+++ Material for the task

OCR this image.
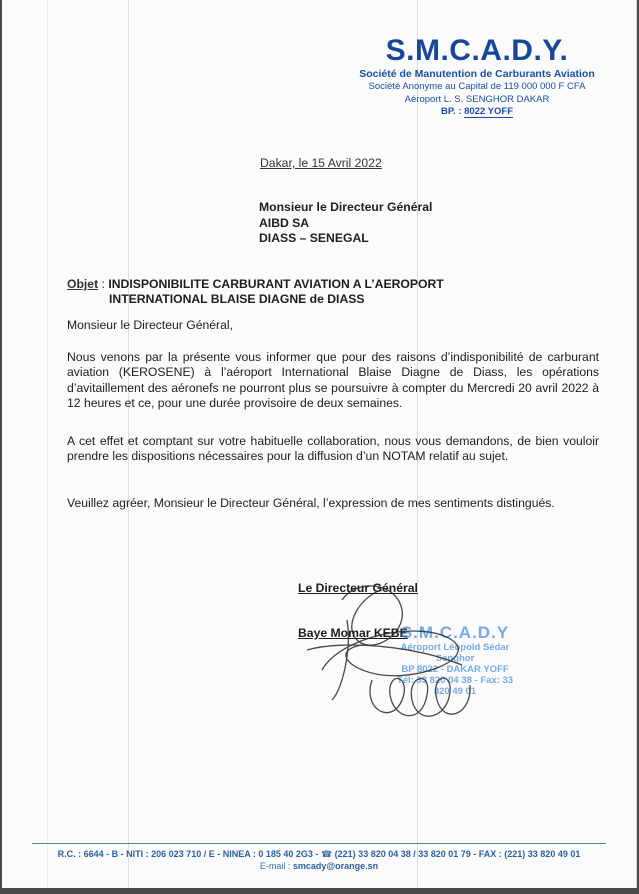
S.M.C.A.D.Y.
Société de Manutention de Carburants Aviation
Société Anonyme au Capital de 119 000 000 F CFA
Aéroport L. S. SENGHOR DAKAR
BP. : 8022 YOFF
Dakar, le 15 Avril 2022
Monsieur le Directeur Général
AIBD SA
DIASS – SENEGAL
Objet : INDISPONIBILITE CARBURANT AVIATION A L’AEROPORT
INTERNATIONAL BLAISE DIAGNE de DIASS
Monsieur le Directeur Général,
Nous venons par la présente vous informer que pour des raisons d’indisponibilité de carburant aviation (KEROSENE) à l’aéroport International Blaise Diagne de Diass, les opérations d’avitaillement des aéronefs ne pourront plus se poursuivre à compter du Mercredi 20 avril 2022 à 12 heures et ce, pour une durée provisoire de deux semaines.
A cet effet et comptant sur votre habituelle collaboration, nous vous demandons, de bien vouloir prendre les dispositions nécessaires pour la diffusion d’un NOTAM relatif au sujet.
Veuillez agréer, Monsieur le Directeur Général, l’expression de mes sentiments distingués.
Le Directeur Général
Baye Momar KEBE
S.M.C.A.D.Y
Aéroport Léopold Sédar Senghor
BP 8022 - DAKAR YOFF
Tél: 33 820 04 38 - Fax: 33 820 49 01
R.C. : 6644 - B - NITI : 206 023 710 / E - NINEA : 0 185 40 2G3 - ☎ (221) 33 820 04 38 / 33 820 01 79 - FAX : (221) 33 820 49 01
E-mail : smcady@orange.sn
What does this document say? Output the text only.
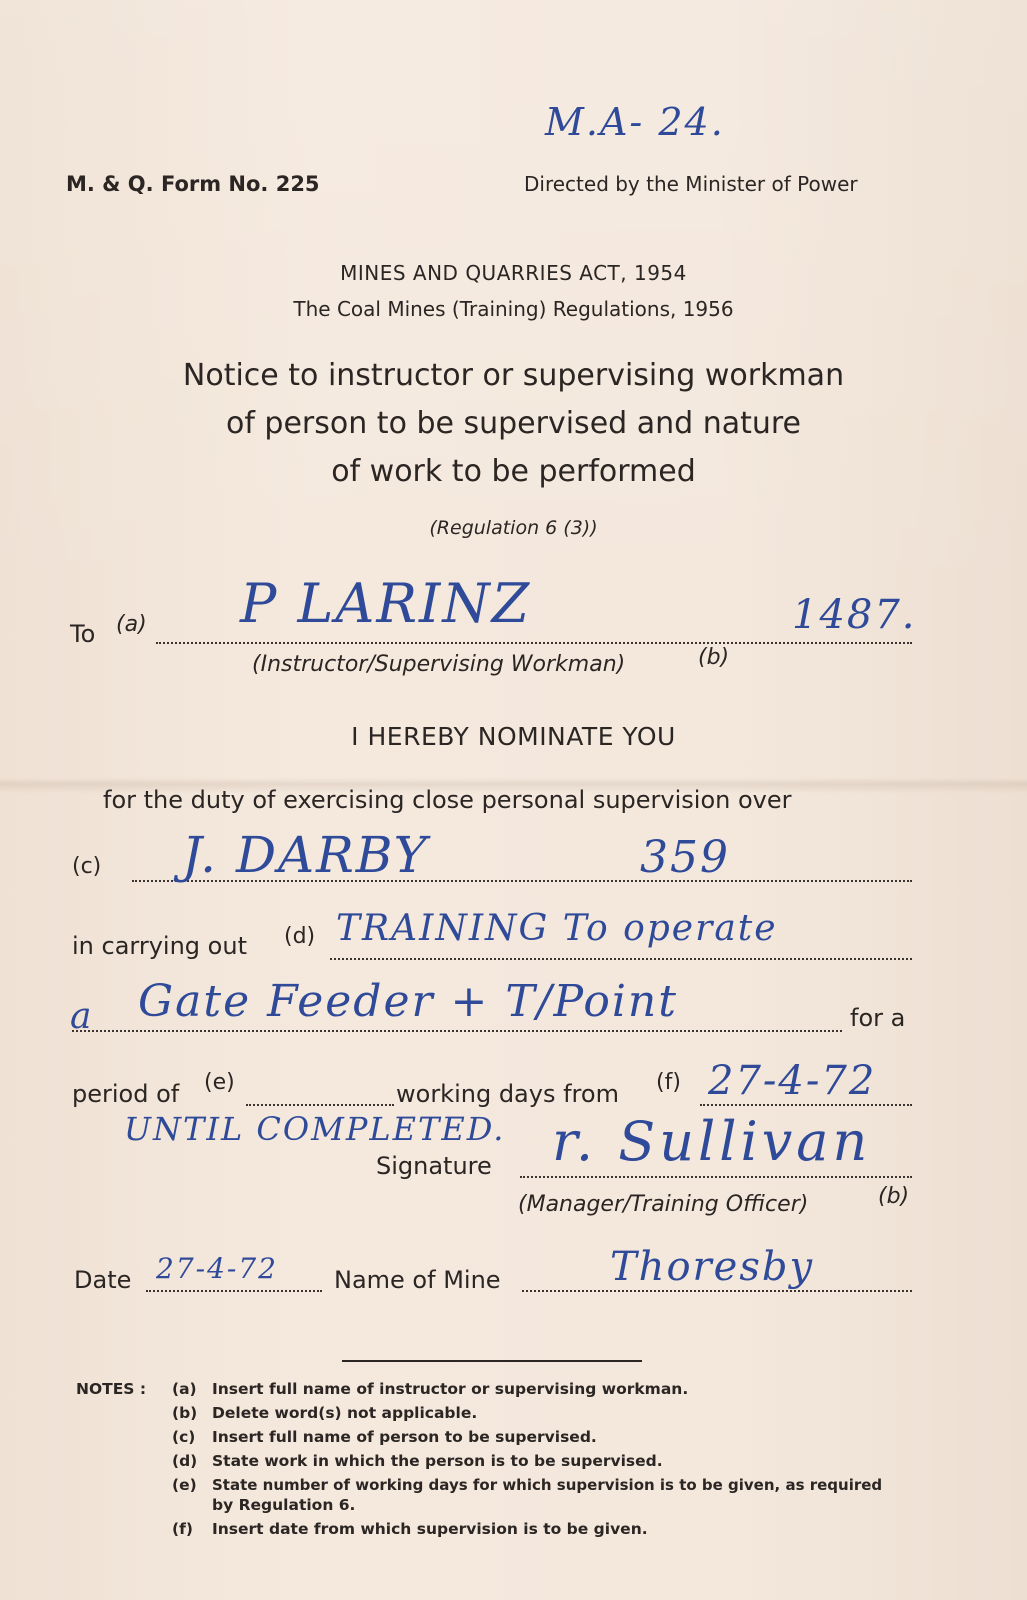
M.A- 24.
M. & Q. Form No. 225	Directed by the Minister of Power
MINES AND QUARRIES ACT, 1954
The Coal Mines (Training) Regulations, 1956
Notice to instructor or supervising workman
of person to be supervised and nature
of work to be performed
(Regulation 6 (3))
To (a) P LARINZ	1487.
(Instructor/Supervising Workman)	(b)
I HEREBY NOMINATE YOU
for the duty of exercising close personal supervision over
(c) J. DARBY	359
in carrying out (d) TRAINING To operate
a Gate Feeder + T/Point	for a
period of (e)	working days from (f) 27-4-72
UNTIL COMPLETED.
Signature r. Sullivan
(Manager/Training Officer)	(b)
Date 27-4-72 Name of Mine	Thoresby
NOTES : (a) Insert full name of instructor or supervising workman.
(b) Delete word(s) not applicable.
(c) Insert full name of person to be supervised.
(d) State work in which the person is to be supervised.
(e) State number of working days for which supervision is to be given, as required
by Regulation 6.
(f) Insert date from which supervision is to be given.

++++++

*Challenge*
Search the listing for the string "Directeur". Copy each line where it turns up.

*The solution*
Monsieur le Directeur Général
Monsieur le Directeur Général,
Veuillez agréer, Monsieur le Directeur Général, l’expression de mes sentiments distingués.
Le Directeur Général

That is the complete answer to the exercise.